• Goal
Extract the listing below in full, unchanged.

—————

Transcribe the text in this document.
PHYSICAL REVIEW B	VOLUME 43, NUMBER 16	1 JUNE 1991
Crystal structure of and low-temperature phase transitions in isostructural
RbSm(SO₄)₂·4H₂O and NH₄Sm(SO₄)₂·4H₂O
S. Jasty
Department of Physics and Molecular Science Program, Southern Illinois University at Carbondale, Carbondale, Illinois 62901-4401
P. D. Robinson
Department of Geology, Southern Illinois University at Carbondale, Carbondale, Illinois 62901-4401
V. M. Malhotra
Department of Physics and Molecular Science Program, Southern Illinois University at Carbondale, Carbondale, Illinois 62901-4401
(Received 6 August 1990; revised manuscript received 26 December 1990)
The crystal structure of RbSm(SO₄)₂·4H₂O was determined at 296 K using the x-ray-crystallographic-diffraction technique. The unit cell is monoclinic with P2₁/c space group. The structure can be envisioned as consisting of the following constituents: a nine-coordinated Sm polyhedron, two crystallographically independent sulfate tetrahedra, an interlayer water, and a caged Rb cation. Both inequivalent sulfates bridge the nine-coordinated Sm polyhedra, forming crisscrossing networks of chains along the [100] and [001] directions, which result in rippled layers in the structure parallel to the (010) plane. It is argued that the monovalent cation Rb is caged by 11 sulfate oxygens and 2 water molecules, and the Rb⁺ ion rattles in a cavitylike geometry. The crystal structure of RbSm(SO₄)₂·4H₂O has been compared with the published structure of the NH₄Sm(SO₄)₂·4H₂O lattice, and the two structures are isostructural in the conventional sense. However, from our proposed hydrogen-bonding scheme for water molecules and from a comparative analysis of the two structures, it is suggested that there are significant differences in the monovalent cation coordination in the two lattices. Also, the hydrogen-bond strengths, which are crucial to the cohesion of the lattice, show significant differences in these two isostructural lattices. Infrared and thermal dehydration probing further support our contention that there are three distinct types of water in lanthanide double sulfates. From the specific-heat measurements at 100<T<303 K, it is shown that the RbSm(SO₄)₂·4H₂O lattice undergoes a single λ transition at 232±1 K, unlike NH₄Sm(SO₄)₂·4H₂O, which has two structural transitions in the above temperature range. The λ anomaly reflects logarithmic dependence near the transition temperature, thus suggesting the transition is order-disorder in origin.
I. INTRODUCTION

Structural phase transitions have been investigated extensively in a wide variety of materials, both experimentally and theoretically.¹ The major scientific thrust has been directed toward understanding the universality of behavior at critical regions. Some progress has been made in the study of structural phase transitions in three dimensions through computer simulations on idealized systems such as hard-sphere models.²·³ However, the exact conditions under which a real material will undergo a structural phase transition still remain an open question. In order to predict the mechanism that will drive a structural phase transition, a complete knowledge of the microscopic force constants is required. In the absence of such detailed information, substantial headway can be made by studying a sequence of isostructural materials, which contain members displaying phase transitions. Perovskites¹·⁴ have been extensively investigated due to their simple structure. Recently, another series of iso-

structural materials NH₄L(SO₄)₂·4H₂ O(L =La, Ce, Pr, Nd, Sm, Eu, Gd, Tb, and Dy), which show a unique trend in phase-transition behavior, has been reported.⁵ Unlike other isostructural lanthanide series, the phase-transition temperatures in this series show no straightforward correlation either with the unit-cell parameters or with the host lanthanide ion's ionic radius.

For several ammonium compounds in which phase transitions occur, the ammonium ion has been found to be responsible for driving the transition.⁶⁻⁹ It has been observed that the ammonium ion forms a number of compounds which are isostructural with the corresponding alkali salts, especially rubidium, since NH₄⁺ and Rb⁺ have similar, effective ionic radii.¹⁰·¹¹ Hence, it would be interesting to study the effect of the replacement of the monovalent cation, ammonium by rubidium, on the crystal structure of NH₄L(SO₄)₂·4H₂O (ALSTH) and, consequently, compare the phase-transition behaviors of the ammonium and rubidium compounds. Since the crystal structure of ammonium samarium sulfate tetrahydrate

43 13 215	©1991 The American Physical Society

—————

• Right answer
Transcribe the text in this document.
PHYSICAL REVIEW B	VOLUME 43, NUMBER 16	1 JUNE 1991
Crystal structure of and low-temperature phase transitions in isostructural
RbSm(SO₄)₂·4H₂O and NH₄Sm(SO₄)₂·4H₂O
S. Jasty
Department of Physics and Molecular Science Program, Southern Illinois University at Carbondale, Carbondale, Illinois 62901-4401
P. D. Robinson
Department of Geology, Southern Illinois University at Carbondale, Carbondale, Illinois 62901-4401
V. M. Malhotra
Department of Physics and Molecular Science Program, Southern Illinois University at Carbondale, Carbondale, Illinois 62901-4401
(Received 6 August 1990; revised manuscript received 26 December 1990)
The crystal structure of RbSm(SO₄)₂·4H₂O was determined at 296 K using the x-ray-crystallographic-diffraction technique. The unit cell is monoclinic with P2₁/c space group. The structure can be envisioned as consisting of the following constituents: a nine-coordinated Sm polyhedron, two crystallographically independent sulfate tetrahedra, an interlayer water, and a caged Rb cation. Both inequivalent sulfates bridge the nine-coordinated Sm polyhedra, forming crisscrossing networks of chains along the [100] and [001] directions, which result in rippled layers in the structure parallel to the (010) plane. It is argued that the monovalent cation Rb is caged by 11 sulfate oxygens and 2 water molecules, and the Rb⁺ ion rattles in a cavitylike geometry. The crystal structure of RbSm(SO₄)₂·4H₂O has been compared with the published structure of the NH₄Sm(SO₄)₂·4H₂O lattice, and the two structures are isostructural in the conventional sense. However, from our proposed hydrogen-bonding scheme for water molecules and from a comparative analysis of the two structures, it is suggested that there are significant differences in the monovalent cation coordination in the two lattices. Also, the hydrogen-bond strengths, which are crucial to the cohesion of the lattice, show significant differences in these two isostructural lattices. Infrared and thermal dehydration probing further support our contention that there are three distinct types of water in lanthanide double sulfates. From the specific-heat measurements at 100<T<303 K, it is shown that the RbSm(SO₄)₂·4H₂O lattice undergoes a single λ transition at 232±1 K, unlike NH₄Sm(SO₄)₂·4H₂O, which has two structural transitions in the above temperature range. The λ anomaly reflects logarithmic dependence near the transition temperature, thus suggesting the transition is order-disorder in origin.
I. INTRODUCTION

Structural phase transitions have been investigated extensively in a wide variety of materials, both experimentally and theoretically.¹ The major scientific thrust has been directed toward understanding the universality of behavior at critical regions. Some progress has been made in the study of structural phase transitions in three dimensions through computer simulations on idealized systems such as hard-sphere models.²·³ However, the exact conditions under which a real material will undergo a structural phase transition still remain an open question. In order to predict the mechanism that will drive a structural phase transition, a complete knowledge of the microscopic force constants is required. In the absence of such detailed information, substantial headway can be made by studying a sequence of isostructural materials, which contain members displaying phase transitions. Perovskites¹·⁴ have been extensively investigated due to their simple structure. Recently, another series of iso-

structural materials NH₄L(SO₄)₂·4H₂ O(L =La, Ce, Pr, Nd, Sm, Eu, Gd, Tb, and Dy), which show a unique trend in phase-transition behavior, has been reported.⁵ Unlike other isostructural lanthanide series, the phase-transition temperatures in this series show no straightforward correlation either with the unit-cell parameters or with the host lanthanide ion's ionic radius.

For several ammonium compounds in which phase transitions occur, the ammonium ion has been found to be responsible for driving the transition.⁶⁻⁹ It has been observed that the ammonium ion forms a number of compounds which are isostructural with the corresponding alkali salts, especially rubidium, since NH₄⁺ and Rb⁺ have similar, effective ionic radii.¹⁰·¹¹ Hence, it would be interesting to study the effect of the replacement of the monovalent cation, ammonium by rubidium, on the crystal structure of NH₄L(SO₄)₂·4H₂O (ALSTH) and, consequently, compare the phase-transition behaviors of the ammonium and rubidium compounds. Since the crystal structure of ammonium samarium sulfate tetrahydrate

43 13 215	©1991 The American Physical Society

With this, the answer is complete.